### Texte présenté
Ce qui saute aux yeux dans la littérature est cette contradiction radicale qui oppose les auteurs qui ainsi se divisent en deux camps rivaux : d'un côté, les partisans de l'éducation traditionnelle qui font l'éloge des punitions et plaident pour leur maintien et de l'autre, les partisans des écoles "nouvelles" ou "actives" qui critiquent ces punitions en disant que les élèves peuvent performer et obtenir de bons résultats scolaires sans elles. Pour les premiers, l'élève ne pourra pas apprendre et réussir en l'absence des punitions. La délicatesse de la mission qui est confiée à l'enseignant l'autorise à user de tous les moyens, les punitions corporelles inclu, pour parvenir à un bon résultat. Pour les seconds, les élèves peuvent se discipliner eux-mêmes si on fait confiance en eux.
######
Exercices:
**a)** Répondez à ces questions sur le texte consacré aux punitions scolaires :
(i) En combien de camps les auteurs se divisent-ils ?
(ii) Quelle position les partisans de l'éducation traditionnelle adoptent-ils envers les punitions ?
(iii) À quelle condition les élèves peuvent-ils se discipliner eux-mêmes, selon les partisans des écoles « nouvelles » ou « actives » ?
**b)** Extrayez du texte consacré aux punitions scolaires le passage qui commence par « Ce qui saute » et se poursuit jusqu'à « confiance en eux. », sans aucune modification.
**c)** Rédigez la suite du texte consacré aux punitions scolaires en partant de sa dernière phrase.
Les données ne servent à aucun des exercices.
### Données
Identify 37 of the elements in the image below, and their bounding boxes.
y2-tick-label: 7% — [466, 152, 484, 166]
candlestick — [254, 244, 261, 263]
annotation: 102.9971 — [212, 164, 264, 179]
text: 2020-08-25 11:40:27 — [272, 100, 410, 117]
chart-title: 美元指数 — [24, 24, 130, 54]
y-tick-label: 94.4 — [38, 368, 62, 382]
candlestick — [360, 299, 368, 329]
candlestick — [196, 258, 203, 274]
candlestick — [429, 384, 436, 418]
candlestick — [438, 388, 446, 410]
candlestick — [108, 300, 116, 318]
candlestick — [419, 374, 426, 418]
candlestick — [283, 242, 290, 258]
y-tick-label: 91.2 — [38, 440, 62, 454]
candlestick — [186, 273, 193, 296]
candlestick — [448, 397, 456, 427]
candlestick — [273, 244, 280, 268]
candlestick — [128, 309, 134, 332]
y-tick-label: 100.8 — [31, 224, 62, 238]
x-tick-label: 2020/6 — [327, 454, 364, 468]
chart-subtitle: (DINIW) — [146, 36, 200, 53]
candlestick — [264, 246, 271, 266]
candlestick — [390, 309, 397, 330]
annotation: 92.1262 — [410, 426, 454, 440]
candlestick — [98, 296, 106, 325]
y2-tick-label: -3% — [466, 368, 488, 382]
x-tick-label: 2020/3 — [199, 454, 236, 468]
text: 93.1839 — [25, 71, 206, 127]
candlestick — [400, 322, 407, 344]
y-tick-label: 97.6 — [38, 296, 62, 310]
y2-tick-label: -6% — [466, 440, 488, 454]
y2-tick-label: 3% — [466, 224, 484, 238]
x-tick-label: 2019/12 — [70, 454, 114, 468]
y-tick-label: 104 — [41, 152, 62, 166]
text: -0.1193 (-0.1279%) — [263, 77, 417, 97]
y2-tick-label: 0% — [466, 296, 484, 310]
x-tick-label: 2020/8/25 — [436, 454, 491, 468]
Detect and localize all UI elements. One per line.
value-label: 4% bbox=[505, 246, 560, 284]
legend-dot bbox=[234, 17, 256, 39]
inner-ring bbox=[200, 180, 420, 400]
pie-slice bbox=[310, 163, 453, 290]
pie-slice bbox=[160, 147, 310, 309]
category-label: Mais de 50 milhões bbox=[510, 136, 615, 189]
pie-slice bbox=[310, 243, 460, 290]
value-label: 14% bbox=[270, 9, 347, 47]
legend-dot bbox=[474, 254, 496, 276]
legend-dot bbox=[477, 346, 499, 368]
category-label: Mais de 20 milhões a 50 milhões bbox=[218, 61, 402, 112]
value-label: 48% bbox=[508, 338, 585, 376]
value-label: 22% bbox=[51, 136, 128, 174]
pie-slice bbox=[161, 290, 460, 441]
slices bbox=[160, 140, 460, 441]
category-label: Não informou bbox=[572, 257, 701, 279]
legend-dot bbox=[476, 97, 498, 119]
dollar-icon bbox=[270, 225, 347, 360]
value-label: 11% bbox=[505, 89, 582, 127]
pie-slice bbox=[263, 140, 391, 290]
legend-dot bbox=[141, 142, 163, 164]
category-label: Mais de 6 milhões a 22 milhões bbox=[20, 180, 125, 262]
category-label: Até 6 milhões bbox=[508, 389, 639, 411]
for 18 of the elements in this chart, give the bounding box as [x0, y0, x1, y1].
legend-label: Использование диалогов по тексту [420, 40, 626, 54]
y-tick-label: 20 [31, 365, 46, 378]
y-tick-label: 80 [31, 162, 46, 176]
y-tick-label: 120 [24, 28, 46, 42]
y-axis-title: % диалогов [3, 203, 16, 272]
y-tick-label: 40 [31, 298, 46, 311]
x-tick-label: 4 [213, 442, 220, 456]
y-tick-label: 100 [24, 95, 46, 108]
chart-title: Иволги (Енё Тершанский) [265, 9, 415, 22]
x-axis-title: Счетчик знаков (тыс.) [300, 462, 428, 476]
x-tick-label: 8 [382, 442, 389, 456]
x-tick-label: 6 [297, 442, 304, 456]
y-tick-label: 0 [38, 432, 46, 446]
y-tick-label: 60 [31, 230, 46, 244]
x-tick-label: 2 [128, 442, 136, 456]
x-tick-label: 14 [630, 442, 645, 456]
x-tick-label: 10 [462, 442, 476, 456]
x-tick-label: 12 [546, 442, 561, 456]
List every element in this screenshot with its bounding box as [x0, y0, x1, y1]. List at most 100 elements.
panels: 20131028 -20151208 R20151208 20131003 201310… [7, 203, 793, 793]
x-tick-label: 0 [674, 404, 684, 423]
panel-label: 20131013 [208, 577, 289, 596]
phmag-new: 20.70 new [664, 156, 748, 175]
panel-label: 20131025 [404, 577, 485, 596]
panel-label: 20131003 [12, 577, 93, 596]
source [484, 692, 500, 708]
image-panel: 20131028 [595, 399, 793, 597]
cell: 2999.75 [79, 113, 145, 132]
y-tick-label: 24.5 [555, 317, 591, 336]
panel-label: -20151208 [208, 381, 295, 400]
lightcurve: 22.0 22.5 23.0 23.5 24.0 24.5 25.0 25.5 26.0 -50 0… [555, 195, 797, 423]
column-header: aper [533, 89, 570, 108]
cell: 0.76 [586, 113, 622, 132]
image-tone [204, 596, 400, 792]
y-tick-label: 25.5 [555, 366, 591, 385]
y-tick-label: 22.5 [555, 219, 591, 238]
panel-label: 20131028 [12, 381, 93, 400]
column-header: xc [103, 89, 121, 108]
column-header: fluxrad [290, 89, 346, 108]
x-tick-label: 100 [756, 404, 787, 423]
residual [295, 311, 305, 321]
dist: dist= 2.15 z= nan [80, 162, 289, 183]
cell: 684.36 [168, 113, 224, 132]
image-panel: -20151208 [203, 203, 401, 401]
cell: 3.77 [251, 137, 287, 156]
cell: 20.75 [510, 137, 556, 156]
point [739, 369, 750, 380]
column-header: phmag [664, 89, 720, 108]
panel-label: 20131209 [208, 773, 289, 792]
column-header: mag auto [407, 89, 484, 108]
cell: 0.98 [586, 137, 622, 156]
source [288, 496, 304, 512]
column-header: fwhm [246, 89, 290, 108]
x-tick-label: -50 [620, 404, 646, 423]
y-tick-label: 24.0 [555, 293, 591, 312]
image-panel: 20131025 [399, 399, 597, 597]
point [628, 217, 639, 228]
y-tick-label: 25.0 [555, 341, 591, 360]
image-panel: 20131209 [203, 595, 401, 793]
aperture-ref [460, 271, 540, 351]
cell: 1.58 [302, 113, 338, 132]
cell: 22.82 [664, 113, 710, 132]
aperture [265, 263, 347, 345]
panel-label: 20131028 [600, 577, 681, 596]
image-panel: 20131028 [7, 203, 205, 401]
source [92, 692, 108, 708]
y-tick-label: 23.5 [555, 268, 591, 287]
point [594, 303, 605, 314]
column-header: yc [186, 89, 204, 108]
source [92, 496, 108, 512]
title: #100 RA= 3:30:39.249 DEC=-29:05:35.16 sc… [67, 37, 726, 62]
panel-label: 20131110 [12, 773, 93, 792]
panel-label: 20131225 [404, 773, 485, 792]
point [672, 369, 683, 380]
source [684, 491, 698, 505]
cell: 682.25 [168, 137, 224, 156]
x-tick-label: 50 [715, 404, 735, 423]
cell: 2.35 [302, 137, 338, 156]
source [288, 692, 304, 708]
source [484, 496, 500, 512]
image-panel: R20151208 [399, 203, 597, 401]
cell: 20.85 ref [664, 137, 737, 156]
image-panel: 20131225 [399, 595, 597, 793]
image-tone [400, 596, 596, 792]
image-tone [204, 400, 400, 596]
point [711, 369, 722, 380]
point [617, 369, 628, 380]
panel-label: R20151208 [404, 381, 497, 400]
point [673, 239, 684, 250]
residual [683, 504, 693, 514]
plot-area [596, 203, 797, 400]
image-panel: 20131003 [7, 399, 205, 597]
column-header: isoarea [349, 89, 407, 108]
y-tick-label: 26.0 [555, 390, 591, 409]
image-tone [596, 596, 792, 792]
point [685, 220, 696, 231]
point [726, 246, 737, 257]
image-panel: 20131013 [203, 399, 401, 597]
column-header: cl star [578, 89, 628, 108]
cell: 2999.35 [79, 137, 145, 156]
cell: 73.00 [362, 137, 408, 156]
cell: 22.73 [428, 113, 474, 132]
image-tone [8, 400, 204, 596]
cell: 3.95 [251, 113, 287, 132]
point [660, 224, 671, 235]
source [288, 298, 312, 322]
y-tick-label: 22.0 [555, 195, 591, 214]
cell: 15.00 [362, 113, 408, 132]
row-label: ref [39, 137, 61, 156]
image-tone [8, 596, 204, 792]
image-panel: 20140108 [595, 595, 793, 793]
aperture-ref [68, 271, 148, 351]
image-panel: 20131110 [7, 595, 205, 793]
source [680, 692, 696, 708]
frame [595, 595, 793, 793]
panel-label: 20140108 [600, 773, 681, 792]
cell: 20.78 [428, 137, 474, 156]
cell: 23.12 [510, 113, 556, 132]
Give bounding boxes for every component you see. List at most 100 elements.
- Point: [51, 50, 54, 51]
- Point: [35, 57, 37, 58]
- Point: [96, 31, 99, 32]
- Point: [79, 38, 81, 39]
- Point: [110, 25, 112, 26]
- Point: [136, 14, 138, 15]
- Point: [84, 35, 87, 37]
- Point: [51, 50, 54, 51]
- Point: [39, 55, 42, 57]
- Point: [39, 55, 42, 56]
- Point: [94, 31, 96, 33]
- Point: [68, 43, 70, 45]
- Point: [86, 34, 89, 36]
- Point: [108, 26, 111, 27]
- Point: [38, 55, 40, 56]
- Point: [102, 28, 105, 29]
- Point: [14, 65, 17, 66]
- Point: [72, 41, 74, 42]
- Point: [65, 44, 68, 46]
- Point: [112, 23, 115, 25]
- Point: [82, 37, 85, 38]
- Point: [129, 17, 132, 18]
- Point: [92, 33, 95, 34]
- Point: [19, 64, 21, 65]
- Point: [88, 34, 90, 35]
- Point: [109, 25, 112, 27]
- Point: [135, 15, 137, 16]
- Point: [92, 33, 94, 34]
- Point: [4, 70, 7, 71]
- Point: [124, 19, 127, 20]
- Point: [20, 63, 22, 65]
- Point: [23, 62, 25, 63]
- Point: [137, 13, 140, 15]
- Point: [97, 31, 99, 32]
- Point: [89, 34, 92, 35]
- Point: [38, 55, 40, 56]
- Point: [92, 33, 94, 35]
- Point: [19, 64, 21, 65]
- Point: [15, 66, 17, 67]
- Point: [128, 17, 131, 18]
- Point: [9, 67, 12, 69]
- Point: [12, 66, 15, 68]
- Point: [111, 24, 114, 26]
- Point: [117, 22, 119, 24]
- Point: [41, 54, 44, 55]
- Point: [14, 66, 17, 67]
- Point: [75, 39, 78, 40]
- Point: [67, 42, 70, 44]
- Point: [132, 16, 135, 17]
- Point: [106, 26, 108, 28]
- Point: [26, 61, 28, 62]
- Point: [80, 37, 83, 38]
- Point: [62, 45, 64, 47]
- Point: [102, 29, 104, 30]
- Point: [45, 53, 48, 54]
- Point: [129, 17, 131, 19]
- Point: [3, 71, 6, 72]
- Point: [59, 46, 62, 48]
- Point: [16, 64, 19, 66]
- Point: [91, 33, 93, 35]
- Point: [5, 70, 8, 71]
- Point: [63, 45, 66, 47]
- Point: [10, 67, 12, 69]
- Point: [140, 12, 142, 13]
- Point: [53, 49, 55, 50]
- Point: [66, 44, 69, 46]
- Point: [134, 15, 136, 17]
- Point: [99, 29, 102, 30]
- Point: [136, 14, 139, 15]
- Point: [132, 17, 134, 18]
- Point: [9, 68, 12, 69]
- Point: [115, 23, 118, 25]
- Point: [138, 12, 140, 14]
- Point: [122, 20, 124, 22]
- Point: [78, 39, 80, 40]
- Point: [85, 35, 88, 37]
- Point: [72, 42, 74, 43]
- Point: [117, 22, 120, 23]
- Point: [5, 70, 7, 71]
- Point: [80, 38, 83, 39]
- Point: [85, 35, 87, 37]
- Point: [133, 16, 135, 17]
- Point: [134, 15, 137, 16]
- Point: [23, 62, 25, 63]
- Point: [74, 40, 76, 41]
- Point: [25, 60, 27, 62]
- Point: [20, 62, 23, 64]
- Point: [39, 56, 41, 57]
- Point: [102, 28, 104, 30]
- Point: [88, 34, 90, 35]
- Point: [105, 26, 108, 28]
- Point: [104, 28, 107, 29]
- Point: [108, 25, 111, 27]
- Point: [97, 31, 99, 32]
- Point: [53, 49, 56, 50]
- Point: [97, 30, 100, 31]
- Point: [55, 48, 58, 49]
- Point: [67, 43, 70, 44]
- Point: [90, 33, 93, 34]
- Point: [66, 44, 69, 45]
######
Corrigé:
**a)**
(i) En deux camps rivaux.
(ii) Ils font l'éloge des punitions et plaident pour leur maintien.
(iii) Si on leur fait confiance.

**b)**
Ce qui saute aux yeux dans la littérature est cette contradiction radicale qui oppose les auteurs qui ainsi se divisent en deux camps rivaux : d'un côté, les partisans de l'éducation traditionnelle qui font l'éloge des punitions et plaident pour leur maintien et de l'autre, les partisans des écoles "nouvelles" ou "actives" qui critiquent ces punitions en disant que les élèves peuvent performer et obtenir de bons résultats scolaires sans elles. Pour les premiers, l'élève ne pourra pas apprendre et réussir en l'absence des punitions. La délicatesse de la mission qui est confiée à l'enseignant l'autorise à user de tous les moyens, les punitions corporelles inclu, pour parvenir à un bon résultat. Pour les seconds, les élèves peuvent se discipliner eux-mêmes si on fait confiance en eux.

**c)**
1.2.1- Les travaux centrés sur la défense de l'usage des punitions en éducation scolaire

Beaucoup de travaux défendent l'usage des punitions corporelles en milieu scolaire. Entre autres, nous avons recensé les travaux de Ségbo, d'Alain, de Mosse-Bastide, de Tchaménon. Le dénominateur commun de tous ces travaux est qu'ils soulèvent la question de la nécessité de la punition en éducation en général et à l'école en particulier.

Selon Koffi Ségbo (2007) qui s'inscrivait dans la logique du « qui aime bien châtie bien », la punition est un remède contre la paresse. Elle aide les élèves à obtenir de meilleurs résultats scolaires. Rapportant les résultats d'une enquête menée par Yawovi Tchamenon (1984) auprès des enseignants et des parents d'élèves, il en vient à dire que la non utilisation du bâton derrière les élèves est à l'origine de leurs échecs. Pour cela, il prône l'usage des punitions corporelles. « L'enseignant qui aime ses élèves, dit-il, et qui veut la réussite de ceux-ci [...] doit pouvoir sanctionner par des punitions corporelles » (Ségbo, 2007 : 32). En d'autres termes, la punition réveille en l'enfant le sentiment du travail. L'élève sait qu'il y aura des coups humiliants et douloureux lorsqu'il manque de faire son travail. Cela voudra dire que selon Ségbo, l'application de la prohibition des punitions corporelles à l'école sera source d'échec. C'est cette vision qui l'amène à défendre l'usage des punitions corporelles à l'école.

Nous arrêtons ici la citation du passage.